Aim of the task:
Drop the images; return everything else in the listing below exactly.

-- START Source data --

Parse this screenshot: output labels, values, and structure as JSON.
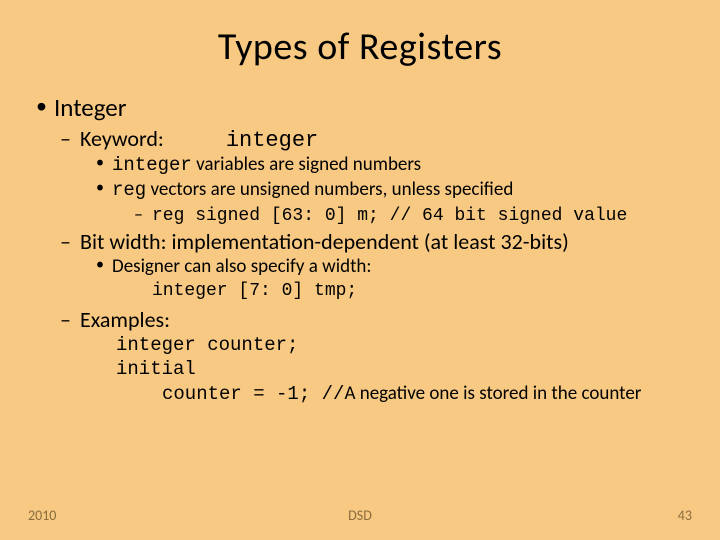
{
  "title": "Types of Registers",
  "l1a": "Integer",
  "kw_label": "Keyword:",
  "kw_code": "integer",
  "int_code1": "integer",
  "int_rest1": " variables are signed numbers",
  "reg_code2": "reg",
  "reg_rest2": " vectors are unsigned numbers, unless specified",
  "signed_code": "reg signed [63: 0] m; // 64 bit signed value",
  "bitwidth": "Bit width: implementation-dependent (at least 32-bits)",
  "designer": "Designer can also specify a width:",
  "tmp_code": "integer [7: 0] tmp;",
  "examples": "Examples:",
  "ex_line1": "integer counter;",
  "ex_line2": "initial",
  "ex_line3a": "counter = -1; //",
  "ex_line3b": "A negative one is stored in the counter",
  "footer_left": "2010",
  "footer_center": "DSD",
  "footer_right": "43"
}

-- END Source data --

Task answer:
Parse this screenshot: output labels, values, and structure as JSON.
{
  "title": "Types of Registers",
  "l1a": "Integer",
  "kw_label": "Keyword:",
  "kw_code": "integer",
  "int_code1": "integer",
  "int_rest1": " variables are signed numbers",
  "reg_code2": "reg",
  "reg_rest2": " vectors are unsigned numbers, unless specified",
  "signed_code": "reg signed [63: 0] m; // 64 bit signed value",
  "bitwidth": "Bit width: implementation-dependent (at least 32-bits)",
  "designer": "Designer can also specify a width:",
  "tmp_code": "integer [7: 0] tmp;",
  "examples": "Examples:",
  "ex_line1": "integer counter;",
  "ex_line2": "initial",
  "ex_line3a": "counter = -1; //",
  "ex_line3b": "A negative one is stored in the counter",
  "footer_left": "2010",
  "footer_center": "DSD",
  "footer_right": "43"
}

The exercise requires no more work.